§ **Goal of the exercise**: Give only the number of lines in the data that include the string "ylabel".

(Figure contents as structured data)
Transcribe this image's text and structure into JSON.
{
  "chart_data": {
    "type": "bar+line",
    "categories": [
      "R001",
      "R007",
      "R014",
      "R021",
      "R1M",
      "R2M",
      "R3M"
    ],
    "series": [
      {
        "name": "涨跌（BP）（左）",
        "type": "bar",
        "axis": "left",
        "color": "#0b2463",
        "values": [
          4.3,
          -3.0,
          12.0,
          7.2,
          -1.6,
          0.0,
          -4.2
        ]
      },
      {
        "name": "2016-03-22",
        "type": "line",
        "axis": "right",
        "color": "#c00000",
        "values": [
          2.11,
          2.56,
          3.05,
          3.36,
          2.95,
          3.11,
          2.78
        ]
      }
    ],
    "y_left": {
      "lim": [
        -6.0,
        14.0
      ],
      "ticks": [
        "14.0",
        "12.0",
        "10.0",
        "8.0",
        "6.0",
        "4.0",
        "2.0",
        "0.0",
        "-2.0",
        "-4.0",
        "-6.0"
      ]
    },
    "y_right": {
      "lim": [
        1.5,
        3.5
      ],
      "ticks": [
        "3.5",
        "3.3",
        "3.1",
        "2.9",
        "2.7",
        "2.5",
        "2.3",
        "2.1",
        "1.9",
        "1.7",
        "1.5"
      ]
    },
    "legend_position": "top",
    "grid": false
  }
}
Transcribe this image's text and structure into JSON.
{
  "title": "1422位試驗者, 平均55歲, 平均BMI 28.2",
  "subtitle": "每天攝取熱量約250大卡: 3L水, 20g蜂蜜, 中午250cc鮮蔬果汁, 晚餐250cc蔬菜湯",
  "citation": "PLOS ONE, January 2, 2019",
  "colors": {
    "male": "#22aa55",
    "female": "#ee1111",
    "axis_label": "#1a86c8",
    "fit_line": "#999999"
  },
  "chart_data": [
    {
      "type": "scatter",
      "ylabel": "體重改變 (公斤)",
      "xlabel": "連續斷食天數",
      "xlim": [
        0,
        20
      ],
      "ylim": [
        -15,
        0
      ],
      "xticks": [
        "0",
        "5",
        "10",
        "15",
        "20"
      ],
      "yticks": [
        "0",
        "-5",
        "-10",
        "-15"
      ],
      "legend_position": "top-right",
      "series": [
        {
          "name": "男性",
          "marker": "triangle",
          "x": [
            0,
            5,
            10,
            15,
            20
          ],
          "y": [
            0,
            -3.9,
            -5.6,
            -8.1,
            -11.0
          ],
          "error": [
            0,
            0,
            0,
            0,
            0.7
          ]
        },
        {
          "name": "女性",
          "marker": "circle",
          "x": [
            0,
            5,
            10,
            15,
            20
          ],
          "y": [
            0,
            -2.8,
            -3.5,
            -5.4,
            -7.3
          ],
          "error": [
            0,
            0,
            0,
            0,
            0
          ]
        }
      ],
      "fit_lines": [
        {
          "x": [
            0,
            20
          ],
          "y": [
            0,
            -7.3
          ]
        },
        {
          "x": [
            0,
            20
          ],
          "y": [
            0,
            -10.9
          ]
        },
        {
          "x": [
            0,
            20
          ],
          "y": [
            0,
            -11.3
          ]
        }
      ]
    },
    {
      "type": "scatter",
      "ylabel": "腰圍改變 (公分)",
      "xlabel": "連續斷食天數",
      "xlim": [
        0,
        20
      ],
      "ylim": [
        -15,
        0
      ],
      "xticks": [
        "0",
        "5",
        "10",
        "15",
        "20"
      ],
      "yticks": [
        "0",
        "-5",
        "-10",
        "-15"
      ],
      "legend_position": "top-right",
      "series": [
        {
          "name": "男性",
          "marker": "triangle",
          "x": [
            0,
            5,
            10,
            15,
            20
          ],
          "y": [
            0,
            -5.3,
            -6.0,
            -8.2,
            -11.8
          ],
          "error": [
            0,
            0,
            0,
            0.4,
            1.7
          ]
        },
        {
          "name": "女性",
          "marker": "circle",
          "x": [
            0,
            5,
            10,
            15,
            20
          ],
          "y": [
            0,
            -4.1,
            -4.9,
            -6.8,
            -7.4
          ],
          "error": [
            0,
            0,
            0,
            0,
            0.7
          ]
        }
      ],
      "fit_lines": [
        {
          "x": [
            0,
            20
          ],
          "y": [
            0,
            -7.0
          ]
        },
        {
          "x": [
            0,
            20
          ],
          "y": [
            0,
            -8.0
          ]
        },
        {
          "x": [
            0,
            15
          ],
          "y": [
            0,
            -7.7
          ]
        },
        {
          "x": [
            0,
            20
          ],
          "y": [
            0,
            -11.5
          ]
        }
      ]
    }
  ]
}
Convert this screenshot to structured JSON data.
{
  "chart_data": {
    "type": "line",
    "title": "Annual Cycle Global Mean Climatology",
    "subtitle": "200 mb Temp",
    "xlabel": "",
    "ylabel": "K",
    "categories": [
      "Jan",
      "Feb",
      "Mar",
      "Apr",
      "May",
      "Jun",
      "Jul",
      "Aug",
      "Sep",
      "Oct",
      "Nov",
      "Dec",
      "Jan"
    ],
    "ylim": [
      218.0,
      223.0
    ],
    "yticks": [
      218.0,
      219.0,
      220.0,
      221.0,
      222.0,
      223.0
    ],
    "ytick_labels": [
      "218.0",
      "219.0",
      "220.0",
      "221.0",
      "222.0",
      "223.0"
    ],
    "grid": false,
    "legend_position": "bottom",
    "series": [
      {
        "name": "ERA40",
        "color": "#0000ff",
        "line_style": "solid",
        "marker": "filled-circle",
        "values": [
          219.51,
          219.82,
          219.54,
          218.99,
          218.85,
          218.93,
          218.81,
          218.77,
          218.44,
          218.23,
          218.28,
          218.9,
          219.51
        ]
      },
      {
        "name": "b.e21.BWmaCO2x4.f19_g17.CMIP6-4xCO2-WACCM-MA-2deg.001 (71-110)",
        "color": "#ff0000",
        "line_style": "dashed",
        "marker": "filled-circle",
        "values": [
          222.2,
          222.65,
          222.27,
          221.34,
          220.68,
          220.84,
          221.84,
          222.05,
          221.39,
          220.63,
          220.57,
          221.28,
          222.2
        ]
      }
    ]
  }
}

§ **Written response**: 3